-- Begin --

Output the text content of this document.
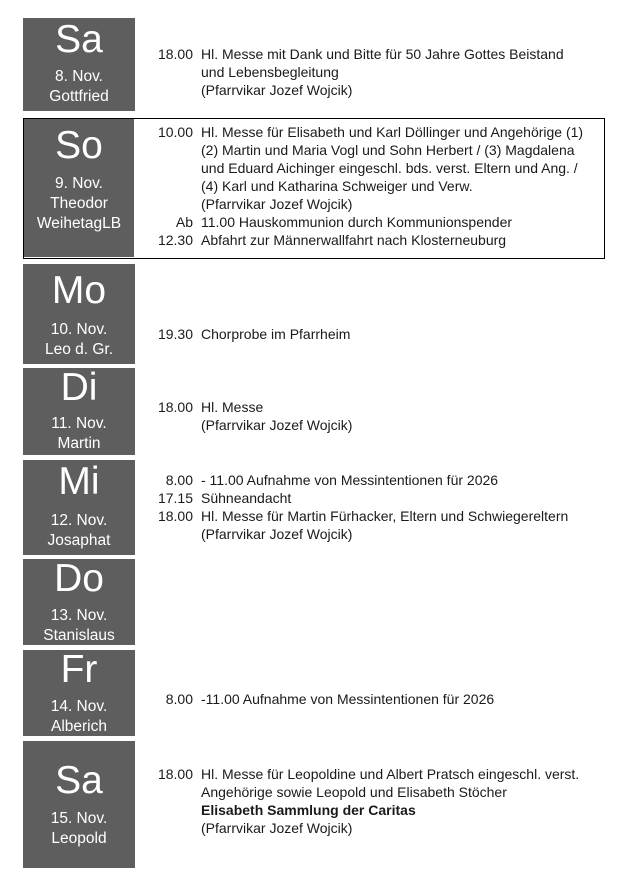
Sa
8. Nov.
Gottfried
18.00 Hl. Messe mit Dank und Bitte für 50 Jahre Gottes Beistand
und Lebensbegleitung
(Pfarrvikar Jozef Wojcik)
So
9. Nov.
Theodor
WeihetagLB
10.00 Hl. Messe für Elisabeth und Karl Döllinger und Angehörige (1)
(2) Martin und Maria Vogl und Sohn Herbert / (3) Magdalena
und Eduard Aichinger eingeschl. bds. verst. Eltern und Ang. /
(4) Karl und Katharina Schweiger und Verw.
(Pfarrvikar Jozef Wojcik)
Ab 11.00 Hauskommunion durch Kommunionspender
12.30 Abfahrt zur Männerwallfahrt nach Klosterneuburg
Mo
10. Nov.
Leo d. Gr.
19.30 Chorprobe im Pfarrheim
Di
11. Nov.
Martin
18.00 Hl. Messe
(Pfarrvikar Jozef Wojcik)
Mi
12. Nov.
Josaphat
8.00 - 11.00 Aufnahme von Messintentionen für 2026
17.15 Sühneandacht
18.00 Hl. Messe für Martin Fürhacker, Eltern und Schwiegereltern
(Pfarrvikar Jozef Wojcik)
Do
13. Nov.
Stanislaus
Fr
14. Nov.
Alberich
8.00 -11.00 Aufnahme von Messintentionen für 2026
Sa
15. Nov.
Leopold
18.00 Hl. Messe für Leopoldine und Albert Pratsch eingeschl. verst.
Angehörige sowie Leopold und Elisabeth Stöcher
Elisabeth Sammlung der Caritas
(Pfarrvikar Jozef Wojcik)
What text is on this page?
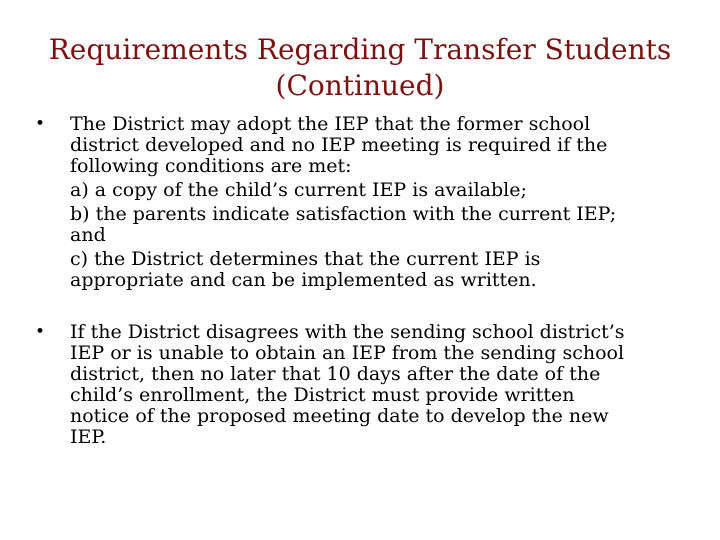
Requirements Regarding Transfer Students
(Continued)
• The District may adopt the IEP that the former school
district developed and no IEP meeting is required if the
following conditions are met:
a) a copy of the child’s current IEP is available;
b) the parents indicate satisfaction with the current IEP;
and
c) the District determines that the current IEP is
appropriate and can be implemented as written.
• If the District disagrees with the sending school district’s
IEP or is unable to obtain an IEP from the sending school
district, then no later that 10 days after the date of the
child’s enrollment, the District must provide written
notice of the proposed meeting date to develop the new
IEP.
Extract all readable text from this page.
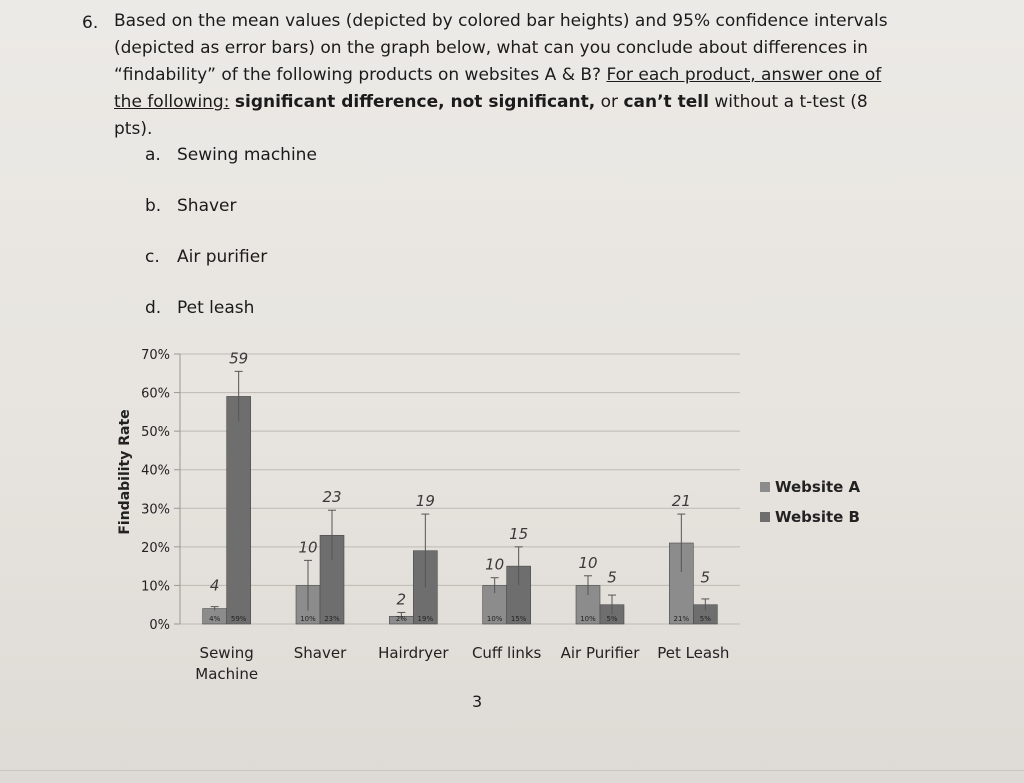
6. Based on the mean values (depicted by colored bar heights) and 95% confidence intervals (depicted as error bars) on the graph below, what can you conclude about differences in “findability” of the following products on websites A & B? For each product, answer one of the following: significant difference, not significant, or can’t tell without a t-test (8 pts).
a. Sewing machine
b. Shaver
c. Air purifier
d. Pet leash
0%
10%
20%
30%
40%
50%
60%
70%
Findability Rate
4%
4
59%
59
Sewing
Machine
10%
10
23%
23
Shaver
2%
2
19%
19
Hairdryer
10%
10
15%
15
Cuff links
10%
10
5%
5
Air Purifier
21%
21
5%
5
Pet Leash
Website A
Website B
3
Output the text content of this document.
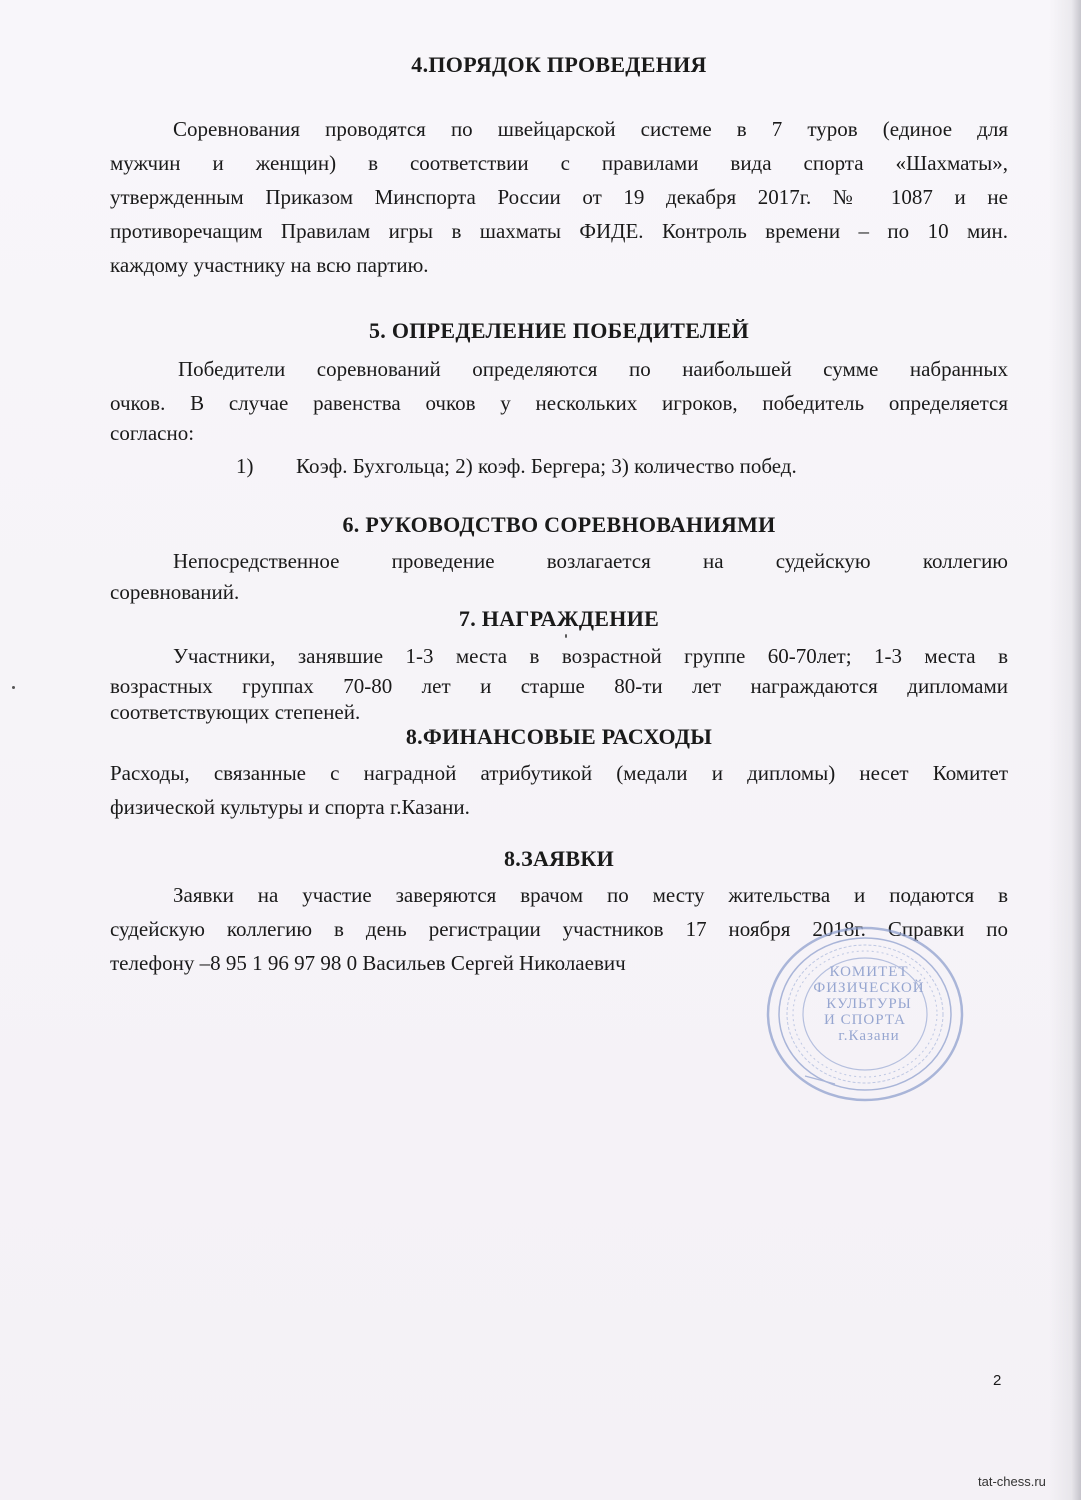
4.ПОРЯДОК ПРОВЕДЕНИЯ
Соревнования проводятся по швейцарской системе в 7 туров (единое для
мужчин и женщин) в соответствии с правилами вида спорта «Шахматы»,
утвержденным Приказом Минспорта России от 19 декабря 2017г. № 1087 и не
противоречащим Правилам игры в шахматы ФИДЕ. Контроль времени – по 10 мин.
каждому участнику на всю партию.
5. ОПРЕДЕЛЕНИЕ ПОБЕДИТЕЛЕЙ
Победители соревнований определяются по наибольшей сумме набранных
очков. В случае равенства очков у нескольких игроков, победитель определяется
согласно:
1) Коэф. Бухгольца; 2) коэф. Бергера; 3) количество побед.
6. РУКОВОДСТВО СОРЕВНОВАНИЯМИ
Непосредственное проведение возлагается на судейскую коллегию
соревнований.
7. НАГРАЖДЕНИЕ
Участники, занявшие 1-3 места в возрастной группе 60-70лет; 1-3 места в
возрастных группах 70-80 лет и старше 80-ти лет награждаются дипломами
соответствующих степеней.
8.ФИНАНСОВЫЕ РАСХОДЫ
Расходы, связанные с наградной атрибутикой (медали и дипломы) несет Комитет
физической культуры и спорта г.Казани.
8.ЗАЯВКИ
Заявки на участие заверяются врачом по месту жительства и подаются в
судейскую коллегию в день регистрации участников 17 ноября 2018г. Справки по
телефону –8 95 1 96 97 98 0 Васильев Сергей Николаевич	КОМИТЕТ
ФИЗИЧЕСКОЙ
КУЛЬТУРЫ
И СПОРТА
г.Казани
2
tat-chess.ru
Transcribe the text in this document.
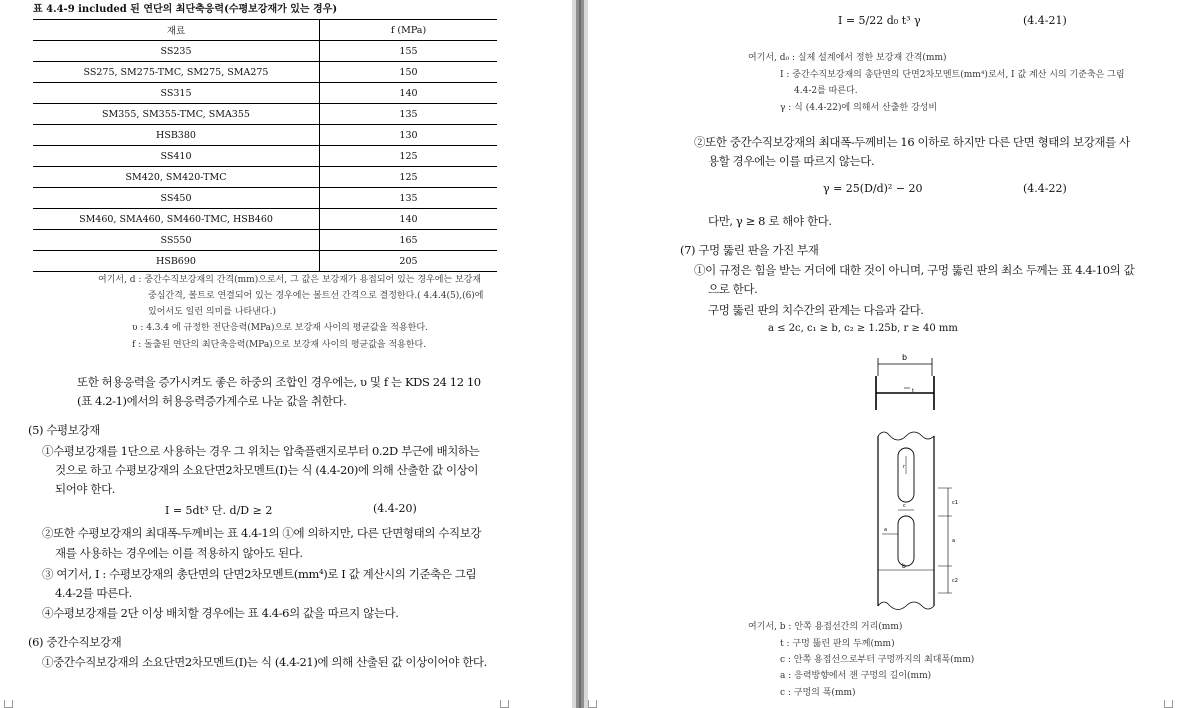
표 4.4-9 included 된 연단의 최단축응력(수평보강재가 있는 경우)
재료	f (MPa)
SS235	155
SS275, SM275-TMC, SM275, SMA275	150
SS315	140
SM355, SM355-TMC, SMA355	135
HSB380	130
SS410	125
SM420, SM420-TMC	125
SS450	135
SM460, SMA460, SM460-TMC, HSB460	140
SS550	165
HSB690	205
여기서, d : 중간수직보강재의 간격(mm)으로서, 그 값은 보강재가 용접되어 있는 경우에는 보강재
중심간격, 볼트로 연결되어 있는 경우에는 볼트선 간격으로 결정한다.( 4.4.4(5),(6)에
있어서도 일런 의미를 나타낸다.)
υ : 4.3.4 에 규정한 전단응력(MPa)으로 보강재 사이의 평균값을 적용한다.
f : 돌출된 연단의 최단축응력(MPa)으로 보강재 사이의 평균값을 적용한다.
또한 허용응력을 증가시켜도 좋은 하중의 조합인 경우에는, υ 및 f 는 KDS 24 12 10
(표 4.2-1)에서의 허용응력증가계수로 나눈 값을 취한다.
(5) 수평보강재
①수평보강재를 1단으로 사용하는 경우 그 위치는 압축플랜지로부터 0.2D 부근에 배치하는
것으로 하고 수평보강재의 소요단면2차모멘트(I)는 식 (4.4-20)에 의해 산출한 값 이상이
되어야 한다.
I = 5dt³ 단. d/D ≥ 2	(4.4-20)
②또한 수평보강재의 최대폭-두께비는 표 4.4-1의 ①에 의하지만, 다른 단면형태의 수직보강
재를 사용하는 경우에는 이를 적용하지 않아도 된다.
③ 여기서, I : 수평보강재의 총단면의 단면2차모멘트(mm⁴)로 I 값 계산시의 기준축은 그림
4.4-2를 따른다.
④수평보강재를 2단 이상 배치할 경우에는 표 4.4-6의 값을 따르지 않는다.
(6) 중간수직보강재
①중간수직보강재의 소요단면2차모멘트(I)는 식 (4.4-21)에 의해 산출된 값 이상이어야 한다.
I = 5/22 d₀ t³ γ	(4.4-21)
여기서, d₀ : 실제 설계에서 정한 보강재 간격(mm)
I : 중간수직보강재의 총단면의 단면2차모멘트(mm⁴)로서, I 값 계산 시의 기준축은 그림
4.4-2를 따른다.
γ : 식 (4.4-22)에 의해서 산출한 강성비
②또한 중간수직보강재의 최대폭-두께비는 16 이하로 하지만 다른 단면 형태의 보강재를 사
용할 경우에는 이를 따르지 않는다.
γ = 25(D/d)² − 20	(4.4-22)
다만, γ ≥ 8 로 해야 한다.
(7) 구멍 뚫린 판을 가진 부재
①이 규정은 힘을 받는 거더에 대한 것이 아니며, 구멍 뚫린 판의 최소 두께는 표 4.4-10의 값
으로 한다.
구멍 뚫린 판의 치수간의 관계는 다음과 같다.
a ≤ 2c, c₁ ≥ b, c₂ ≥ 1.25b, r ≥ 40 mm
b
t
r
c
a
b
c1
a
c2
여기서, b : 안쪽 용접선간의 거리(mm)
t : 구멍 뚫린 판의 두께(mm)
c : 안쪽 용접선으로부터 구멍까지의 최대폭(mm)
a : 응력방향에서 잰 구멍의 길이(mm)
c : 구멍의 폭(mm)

-- End --

→ **WORK TO BE COMPLETED**
In the records above, find each line holding "current" and copy it.

→ **PROBLEM SOLUTION**
a) a copy of the child’s current IEP is available;
b) the parents indicate satisfaction with the current IEP;
c) the District determines that the current IEP is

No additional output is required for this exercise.